#### Work required:
Search the data for the word "специализированной". Reproduce every line where it is found.
□ □ □ □ □
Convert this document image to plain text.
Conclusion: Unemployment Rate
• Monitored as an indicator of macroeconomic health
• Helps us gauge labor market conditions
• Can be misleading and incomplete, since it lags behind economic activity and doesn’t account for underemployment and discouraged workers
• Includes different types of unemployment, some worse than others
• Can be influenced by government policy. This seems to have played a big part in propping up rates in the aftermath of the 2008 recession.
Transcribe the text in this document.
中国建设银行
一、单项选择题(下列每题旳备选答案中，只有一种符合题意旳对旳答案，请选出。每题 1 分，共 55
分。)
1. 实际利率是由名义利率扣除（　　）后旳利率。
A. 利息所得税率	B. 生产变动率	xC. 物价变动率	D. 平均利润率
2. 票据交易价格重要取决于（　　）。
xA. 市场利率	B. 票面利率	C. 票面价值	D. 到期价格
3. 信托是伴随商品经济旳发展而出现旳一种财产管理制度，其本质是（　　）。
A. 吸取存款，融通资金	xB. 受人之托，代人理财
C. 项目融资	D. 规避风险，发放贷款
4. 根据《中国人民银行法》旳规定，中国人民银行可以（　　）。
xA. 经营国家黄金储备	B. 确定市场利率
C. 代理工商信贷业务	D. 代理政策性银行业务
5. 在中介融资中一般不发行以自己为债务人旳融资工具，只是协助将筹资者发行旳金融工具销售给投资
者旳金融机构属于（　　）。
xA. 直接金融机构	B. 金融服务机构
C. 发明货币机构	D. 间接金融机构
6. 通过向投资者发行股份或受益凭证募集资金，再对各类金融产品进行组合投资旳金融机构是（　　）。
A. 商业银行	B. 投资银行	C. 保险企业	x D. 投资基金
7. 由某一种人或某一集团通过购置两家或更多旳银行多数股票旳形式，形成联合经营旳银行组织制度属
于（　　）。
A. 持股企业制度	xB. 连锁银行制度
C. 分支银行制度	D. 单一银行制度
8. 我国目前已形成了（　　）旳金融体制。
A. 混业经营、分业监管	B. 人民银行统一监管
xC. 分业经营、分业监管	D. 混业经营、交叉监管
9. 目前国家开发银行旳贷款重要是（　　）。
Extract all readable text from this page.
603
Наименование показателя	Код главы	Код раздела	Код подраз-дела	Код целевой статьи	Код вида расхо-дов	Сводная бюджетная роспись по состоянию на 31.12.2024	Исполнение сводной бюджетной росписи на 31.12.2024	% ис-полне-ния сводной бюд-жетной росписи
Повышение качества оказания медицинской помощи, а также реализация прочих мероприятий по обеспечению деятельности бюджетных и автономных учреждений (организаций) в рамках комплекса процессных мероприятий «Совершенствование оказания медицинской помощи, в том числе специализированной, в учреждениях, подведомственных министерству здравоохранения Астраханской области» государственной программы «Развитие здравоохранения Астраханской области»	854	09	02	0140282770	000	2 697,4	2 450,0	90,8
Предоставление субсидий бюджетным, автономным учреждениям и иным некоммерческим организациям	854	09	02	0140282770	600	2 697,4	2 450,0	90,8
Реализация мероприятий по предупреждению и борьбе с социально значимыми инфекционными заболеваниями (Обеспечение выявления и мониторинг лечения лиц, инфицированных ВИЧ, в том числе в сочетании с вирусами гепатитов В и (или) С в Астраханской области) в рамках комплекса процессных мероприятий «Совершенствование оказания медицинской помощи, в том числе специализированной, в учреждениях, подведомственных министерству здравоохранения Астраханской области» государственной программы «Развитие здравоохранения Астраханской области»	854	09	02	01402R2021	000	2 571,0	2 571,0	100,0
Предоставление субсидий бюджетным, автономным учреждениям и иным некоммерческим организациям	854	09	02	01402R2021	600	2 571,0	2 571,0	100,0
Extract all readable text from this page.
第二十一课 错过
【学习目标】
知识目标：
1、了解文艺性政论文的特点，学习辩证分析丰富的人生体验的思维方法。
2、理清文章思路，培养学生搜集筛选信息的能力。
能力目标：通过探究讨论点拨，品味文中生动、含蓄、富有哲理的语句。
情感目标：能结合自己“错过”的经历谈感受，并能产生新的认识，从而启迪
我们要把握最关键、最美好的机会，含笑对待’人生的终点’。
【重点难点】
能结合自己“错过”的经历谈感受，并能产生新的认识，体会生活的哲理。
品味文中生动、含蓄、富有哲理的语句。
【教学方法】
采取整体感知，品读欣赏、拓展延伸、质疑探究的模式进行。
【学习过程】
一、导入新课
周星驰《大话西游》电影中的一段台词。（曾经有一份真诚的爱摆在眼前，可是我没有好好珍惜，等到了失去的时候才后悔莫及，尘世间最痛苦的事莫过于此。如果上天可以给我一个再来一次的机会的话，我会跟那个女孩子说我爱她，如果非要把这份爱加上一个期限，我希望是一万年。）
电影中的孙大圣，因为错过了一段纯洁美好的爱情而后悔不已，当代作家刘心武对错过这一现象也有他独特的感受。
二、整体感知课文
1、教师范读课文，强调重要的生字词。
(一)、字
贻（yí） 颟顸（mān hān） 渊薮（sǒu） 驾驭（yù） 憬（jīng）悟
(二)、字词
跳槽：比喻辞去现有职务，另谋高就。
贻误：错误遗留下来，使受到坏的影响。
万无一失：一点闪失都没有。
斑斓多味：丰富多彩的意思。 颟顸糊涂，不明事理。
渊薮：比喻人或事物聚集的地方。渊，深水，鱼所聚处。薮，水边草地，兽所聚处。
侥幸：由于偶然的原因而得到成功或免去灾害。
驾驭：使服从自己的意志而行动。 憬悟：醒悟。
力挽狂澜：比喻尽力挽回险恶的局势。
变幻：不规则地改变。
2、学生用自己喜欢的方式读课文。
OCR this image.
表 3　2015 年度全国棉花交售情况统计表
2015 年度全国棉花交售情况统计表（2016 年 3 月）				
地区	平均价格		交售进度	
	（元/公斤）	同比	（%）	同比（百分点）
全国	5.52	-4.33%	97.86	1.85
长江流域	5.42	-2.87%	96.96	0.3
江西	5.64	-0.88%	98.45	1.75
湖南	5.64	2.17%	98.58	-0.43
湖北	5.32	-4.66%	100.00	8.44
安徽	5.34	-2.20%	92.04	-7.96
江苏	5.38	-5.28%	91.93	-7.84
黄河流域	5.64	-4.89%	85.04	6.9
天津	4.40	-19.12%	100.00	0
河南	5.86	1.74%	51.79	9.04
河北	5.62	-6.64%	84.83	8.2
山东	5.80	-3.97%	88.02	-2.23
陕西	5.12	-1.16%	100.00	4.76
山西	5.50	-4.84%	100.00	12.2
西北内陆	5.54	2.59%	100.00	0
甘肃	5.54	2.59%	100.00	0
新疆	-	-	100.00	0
□ □ □ □ □
#### The result:
Повышение качества оказания медицинской помощи, а также реализация прочих мероприятий по обеспечению деятельности бюджетных и автономных учреждений (организаций) в рамках комплекса процессных мероприятий «Совершенствование оказания медицинской помощи, в том числе специализированной, в учреждениях, подведомственных министерству здравоохранения Астраханской области» государственной программы «Развитие здравоохранения Астраханской области»	854	09	02	0140282770	000	2 697,4	2 450,0	90,8
Реализация мероприятий по предупреждению и борьбе с социально значимыми инфекционными заболеваниями (Обеспечение выявления и мониторинг лечения лиц, инфицированных ВИЧ, в том числе в сочетании с вирусами гепатитов В и (или) С в Астраханской области) в рамках комплекса процессных мероприятий «Совершенствование оказания медицинской помощи, в том числе специализированной, в учреждениях, подведомственных министерству здравоохранения Астраханской области» государственной программы «Развитие здравоохранения Астраханской области»	854	09	02	01402R2021	000	2 571,0	2 571,0	100,0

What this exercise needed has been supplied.